Data rows
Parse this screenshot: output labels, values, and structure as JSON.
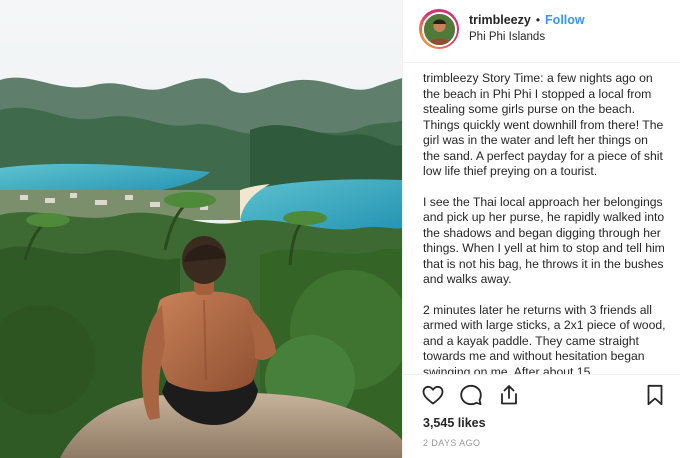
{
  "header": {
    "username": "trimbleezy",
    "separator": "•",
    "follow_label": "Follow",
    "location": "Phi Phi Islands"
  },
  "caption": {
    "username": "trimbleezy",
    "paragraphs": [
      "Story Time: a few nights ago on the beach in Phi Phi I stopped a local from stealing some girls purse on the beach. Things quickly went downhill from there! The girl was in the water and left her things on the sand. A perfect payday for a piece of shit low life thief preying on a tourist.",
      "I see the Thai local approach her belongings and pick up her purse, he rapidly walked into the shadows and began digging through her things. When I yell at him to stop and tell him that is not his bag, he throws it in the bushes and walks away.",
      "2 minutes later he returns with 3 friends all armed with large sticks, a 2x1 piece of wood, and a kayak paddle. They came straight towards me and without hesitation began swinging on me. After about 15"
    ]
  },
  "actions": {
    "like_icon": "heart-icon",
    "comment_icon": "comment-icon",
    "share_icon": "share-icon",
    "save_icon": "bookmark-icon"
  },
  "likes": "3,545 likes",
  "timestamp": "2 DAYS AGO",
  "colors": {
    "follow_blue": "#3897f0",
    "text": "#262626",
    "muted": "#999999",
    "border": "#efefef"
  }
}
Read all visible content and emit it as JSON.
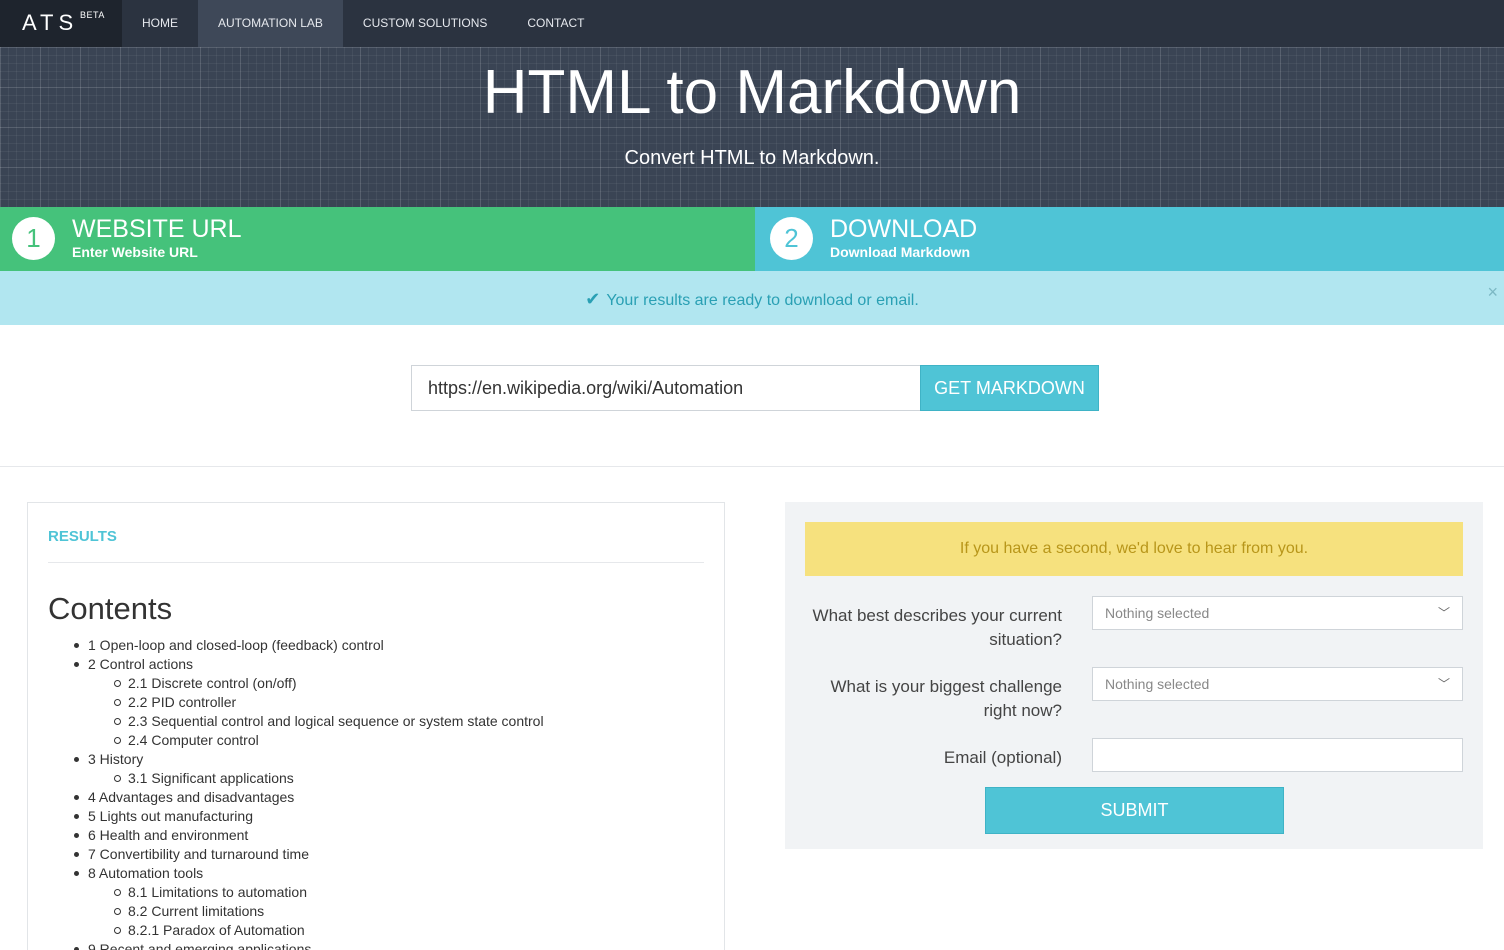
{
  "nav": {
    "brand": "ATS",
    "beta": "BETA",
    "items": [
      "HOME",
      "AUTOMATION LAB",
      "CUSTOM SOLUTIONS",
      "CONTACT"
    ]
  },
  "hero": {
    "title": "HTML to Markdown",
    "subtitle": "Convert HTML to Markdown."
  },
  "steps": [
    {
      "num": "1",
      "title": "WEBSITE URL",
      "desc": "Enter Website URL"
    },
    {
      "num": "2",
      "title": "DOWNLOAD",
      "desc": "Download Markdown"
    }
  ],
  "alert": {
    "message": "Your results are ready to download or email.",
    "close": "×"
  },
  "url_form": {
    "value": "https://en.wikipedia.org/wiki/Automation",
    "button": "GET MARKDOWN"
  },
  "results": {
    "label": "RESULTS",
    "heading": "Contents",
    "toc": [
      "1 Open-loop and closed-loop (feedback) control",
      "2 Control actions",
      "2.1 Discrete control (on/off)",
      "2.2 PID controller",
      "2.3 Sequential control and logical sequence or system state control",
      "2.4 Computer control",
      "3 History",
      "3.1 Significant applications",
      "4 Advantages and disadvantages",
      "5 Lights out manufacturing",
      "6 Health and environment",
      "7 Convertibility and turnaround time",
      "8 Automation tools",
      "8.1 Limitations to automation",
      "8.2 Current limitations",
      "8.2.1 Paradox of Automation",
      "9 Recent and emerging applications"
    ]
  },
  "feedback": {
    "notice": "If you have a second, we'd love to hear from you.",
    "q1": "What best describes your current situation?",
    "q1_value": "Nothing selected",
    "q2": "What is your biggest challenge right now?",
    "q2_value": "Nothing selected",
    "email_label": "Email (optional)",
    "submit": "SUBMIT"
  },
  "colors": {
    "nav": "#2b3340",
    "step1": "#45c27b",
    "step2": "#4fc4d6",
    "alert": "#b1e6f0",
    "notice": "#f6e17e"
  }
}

---

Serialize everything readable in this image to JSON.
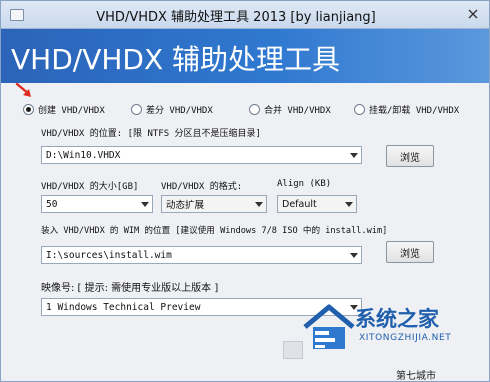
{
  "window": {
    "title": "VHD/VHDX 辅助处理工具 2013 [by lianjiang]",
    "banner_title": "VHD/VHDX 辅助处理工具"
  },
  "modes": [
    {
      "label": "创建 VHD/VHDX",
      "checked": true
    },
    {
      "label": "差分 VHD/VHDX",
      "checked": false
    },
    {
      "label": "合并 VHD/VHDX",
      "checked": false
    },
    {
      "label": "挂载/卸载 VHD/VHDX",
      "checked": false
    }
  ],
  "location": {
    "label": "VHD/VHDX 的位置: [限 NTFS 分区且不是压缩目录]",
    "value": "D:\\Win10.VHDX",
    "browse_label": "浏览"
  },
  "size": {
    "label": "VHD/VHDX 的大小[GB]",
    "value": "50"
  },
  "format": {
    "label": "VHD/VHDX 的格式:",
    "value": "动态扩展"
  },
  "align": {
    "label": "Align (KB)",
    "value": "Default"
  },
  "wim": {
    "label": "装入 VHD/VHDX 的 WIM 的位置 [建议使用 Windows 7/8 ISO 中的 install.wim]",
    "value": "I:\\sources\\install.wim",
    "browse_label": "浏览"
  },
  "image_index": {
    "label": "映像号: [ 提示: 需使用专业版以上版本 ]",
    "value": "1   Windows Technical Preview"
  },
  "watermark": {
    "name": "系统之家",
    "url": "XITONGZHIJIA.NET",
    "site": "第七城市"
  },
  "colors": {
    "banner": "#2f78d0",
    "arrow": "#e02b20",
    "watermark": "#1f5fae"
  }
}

Task directions
Go over the records above and tally the lines with the word "feedback" in them. Give the number alone.

Worked answer
2